**Problem**
Write out the whole listing word for word.

**Task data**
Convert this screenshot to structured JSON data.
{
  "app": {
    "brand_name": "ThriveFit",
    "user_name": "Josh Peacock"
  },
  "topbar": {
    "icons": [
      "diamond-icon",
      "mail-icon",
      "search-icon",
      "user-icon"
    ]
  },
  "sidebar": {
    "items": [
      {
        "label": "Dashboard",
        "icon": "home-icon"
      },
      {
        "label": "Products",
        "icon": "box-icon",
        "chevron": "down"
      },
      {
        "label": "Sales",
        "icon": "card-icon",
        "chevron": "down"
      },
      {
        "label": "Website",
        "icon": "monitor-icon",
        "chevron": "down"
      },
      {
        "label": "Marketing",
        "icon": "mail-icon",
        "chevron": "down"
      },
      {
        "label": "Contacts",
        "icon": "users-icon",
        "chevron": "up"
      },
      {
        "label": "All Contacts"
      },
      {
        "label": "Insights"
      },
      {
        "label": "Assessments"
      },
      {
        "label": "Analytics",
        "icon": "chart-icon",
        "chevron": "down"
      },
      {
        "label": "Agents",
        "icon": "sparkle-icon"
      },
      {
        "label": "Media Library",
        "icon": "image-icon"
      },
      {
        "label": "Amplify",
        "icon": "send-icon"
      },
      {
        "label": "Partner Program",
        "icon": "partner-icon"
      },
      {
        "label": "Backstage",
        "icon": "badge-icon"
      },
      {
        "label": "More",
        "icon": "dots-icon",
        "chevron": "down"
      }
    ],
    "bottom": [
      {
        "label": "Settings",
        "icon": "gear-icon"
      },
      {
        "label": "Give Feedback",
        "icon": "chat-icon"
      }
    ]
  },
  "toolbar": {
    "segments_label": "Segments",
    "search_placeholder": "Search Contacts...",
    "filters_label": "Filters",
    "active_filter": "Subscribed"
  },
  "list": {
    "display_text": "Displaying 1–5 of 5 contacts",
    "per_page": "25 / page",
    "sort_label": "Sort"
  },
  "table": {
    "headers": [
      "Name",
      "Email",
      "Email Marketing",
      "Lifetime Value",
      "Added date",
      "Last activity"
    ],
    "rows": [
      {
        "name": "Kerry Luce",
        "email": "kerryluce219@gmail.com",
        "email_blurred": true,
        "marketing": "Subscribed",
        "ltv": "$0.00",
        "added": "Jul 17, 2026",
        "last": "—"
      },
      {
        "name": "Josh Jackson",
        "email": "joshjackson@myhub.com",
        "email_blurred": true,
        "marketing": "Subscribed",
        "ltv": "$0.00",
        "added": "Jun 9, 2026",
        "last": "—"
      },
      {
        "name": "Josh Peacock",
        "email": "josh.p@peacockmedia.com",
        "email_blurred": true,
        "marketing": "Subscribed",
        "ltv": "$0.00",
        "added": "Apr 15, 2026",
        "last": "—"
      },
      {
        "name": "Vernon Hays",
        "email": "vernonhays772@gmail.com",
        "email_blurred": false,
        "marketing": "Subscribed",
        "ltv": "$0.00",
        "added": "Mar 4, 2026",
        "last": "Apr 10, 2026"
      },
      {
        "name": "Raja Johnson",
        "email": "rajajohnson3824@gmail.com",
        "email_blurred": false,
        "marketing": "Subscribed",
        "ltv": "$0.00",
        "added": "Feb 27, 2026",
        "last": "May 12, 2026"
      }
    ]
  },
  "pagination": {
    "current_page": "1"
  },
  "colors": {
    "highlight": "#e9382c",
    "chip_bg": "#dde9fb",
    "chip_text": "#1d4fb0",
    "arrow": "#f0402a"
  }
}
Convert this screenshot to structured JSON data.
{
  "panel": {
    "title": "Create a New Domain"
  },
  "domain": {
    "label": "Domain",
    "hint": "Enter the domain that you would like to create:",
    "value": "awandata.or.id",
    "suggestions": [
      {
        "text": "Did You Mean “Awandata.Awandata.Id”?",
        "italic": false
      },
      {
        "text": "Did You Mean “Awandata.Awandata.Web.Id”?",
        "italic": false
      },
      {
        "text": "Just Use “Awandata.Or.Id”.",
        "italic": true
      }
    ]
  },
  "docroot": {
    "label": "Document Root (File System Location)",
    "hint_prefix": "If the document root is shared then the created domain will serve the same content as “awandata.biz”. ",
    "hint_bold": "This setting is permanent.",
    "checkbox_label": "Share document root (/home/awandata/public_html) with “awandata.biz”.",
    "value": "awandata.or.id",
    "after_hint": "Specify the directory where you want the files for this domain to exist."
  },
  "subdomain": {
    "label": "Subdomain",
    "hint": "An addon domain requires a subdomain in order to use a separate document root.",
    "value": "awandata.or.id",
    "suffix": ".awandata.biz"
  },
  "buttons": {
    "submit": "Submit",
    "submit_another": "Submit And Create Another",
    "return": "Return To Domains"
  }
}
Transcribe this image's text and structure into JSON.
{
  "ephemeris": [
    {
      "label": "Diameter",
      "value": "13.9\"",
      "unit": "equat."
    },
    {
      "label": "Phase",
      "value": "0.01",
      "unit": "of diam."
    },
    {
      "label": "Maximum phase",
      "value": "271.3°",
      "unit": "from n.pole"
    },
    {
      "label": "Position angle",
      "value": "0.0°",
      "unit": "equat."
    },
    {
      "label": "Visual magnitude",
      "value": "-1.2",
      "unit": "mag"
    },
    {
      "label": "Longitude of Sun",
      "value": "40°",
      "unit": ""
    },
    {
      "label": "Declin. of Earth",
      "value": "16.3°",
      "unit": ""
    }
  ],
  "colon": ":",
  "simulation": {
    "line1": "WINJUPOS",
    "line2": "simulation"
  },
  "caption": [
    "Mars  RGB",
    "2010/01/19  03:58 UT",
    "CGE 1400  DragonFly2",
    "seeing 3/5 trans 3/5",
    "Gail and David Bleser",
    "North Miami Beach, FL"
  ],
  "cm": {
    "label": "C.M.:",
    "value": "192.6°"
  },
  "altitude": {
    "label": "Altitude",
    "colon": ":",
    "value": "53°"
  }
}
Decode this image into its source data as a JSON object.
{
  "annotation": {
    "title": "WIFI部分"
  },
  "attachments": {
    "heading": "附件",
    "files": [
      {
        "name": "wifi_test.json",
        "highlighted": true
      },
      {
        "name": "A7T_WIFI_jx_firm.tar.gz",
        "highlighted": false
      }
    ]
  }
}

**The completed task**
Convert this screenshot to structured JSON data.
{
  "app": {
    "brand_name": "ThriveFit",
    "user_name": "Josh Peacock"
  },
  "topbar": {
    "icons": [
      "diamond-icon",
      "mail-icon",
      "search-icon",
      "user-icon"
    ]
  },
  "sidebar": {
    "items": [
      {
        "label": "Dashboard",
        "icon": "home-icon"
      },
      {
        "label": "Products",
        "icon": "box-icon",
        "chevron": "down"
      },
      {
        "label": "Sales",
        "icon": "card-icon",
        "chevron": "down"
      },
      {
        "label": "Website",
        "icon": "monitor-icon",
        "chevron": "down"
      },
      {
        "label": "Marketing",
        "icon": "mail-icon",
        "chevron": "down"
      },
      {
        "label": "Contacts",
        "icon": "users-icon",
        "chevron": "up"
      },
      {
        "label": "All Contacts"
      },
      {
        "label": "Insights"
      },
      {
        "label": "Assessments"
      },
      {
        "label": "Analytics",
        "icon": "chart-icon",
        "chevron": "down"
      },
      {
        "label": "Agents",
        "icon": "sparkle-icon"
      },
      {
        "label": "Media Library",
        "icon": "image-icon"
      },
      {
        "label": "Amplify",
        "icon": "send-icon"
      },
      {
        "label": "Partner Program",
        "icon": "partner-icon"
      },
      {
        "label": "Backstage",
        "icon": "badge-icon"
      },
      {
        "label": "More",
        "icon": "dots-icon",
        "chevron": "down"
      }
    ],
    "bottom": [
      {
        "label": "Settings",
        "icon": "gear-icon"
      },
      {
        "label": "Give Feedback",
        "icon": "chat-icon"
      }
    ]
  },
  "toolbar": {
    "segments_label": "Segments",
    "search_placeholder": "Search Contacts...",
    "filters_label": "Filters",
    "active_filter": "Subscribed"
  },
  "list": {
    "display_text": "Displaying 1–5 of 5 contacts",
    "per_page": "25 / page",
    "sort_label": "Sort"
  },
  "table": {
    "headers": [
      "Name",
      "Email",
      "Email Marketing",
      "Lifetime Value",
      "Added date",
      "Last activity"
    ],
    "rows": [
      {
        "name": "Kerry Luce",
        "email": "kerryluce219@gmail.com",
        "email_blurred": true,
        "marketing": "Subscribed",
        "ltv": "$0.00",
        "added": "Jul 17, 2026",
        "last": "—"
      },
      {
        "name": "Josh Jackson",
        "email": "joshjackson@myhub.com",
        "email_blurred": true,
        "marketing": "Subscribed",
        "ltv": "$0.00",
        "added": "Jun 9, 2026",
        "last": "—"
      },
      {
        "name": "Josh Peacock",
        "email": "josh.p@peacockmedia.com",
        "email_blurred": true,
        "marketing": "Subscribed",
        "ltv": "$0.00",
        "added": "Apr 15, 2026",
        "last": "—"
      },
      {
        "name": "Vernon Hays",
        "email": "vernonhays772@gmail.com",
        "email_blurred": false,
        "marketing": "Subscribed",
        "ltv": "$0.00",
        "added": "Mar 4, 2026",
        "last": "Apr 10, 2026"
      },
      {
        "name": "Raja Johnson",
        "email": "rajajohnson3824@gmail.com",
        "email_blurred": false,
        "marketing": "Subscribed",
        "ltv": "$0.00",
        "added": "Feb 27, 2026",
        "last": "May 12, 2026"
      }
    ]
  },
  "pagination": {
    "current_page": "1"
  },
  "colors": {
    "highlight": "#e9382c",
    "chip_bg": "#dde9fb",
    "chip_text": "#1d4fb0",
    "arrow": "#f0402a"
  }
}
Convert this screenshot to structured JSON data.
{
  "panel": {
    "title": "Create a New Domain"
  },
  "domain": {
    "label": "Domain",
    "hint": "Enter the domain that you would like to create:",
    "value": "awandata.or.id",
    "suggestions": [
      {
        "text": "Did You Mean “Awandata.Awandata.Id”?",
        "italic": false
      },
      {
        "text": "Did You Mean “Awandata.Awandata.Web.Id”?",
        "italic": false
      },
      {
        "text": "Just Use “Awandata.Or.Id”.",
        "italic": true
      }
    ]
  },
  "docroot": {
    "label": "Document Root (File System Location)",
    "hint_prefix": "If the document root is shared then the created domain will serve the same content as “awandata.biz”. ",
    "hint_bold": "This setting is permanent.",
    "checkbox_label": "Share document root (/home/awandata/public_html) with “awandata.biz”.",
    "value": "awandata.or.id",
    "after_hint": "Specify the directory where you want the files for this domain to exist."
  },
  "subdomain": {
    "label": "Subdomain",
    "hint": "An addon domain requires a subdomain in order to use a separate document root.",
    "value": "awandata.or.id",
    "suffix": ".awandata.biz"
  },
  "buttons": {
    "submit": "Submit",
    "submit_another": "Submit And Create Another",
    "return": "Return To Domains"
  }
}
Transcribe this image's text and structure into JSON.
{
  "ephemeris": [
    {
      "label": "Diameter",
      "value": "13.9\"",
      "unit": "equat."
    },
    {
      "label": "Phase",
      "value": "0.01",
      "unit": "of diam."
    },
    {
      "label": "Maximum phase",
      "value": "271.3°",
      "unit": "from n.pole"
    },
    {
      "label": "Position angle",
      "value": "0.0°",
      "unit": "equat."
    },
    {
      "label": "Visual magnitude",
      "value": "-1.2",
      "unit": "mag"
    },
    {
      "label": "Longitude of Sun",
      "value": "40°",
      "unit": ""
    },
    {
      "label": "Declin. of Earth",
      "value": "16.3°",
      "unit": ""
    }
  ],
  "colon": ":",
  "simulation": {
    "line1": "WINJUPOS",
    "line2": "simulation"
  },
  "caption": [
    "Mars  RGB",
    "2010/01/19  03:58 UT",
    "CGE 1400  DragonFly2",
    "seeing 3/5 trans 3/5",
    "Gail and David Bleser",
    "North Miami Beach, FL"
  ],
  "cm": {
    "label": "C.M.:",
    "value": "192.6°"
  },
  "altitude": {
    "label": "Altitude",
    "colon": ":",
    "value": "53°"
  }
}
Decode this image into its source data as a JSON object.
{
  "annotation": {
    "title": "WIFI部分"
  },
  "attachments": {
    "heading": "附件",
    "files": [
      {
        "name": "wifi_test.json",
        "highlighted": true
      },
      {
        "name": "A7T_WIFI_jx_firm.tar.gz",
        "highlighted": false
      }
    ]
  }
}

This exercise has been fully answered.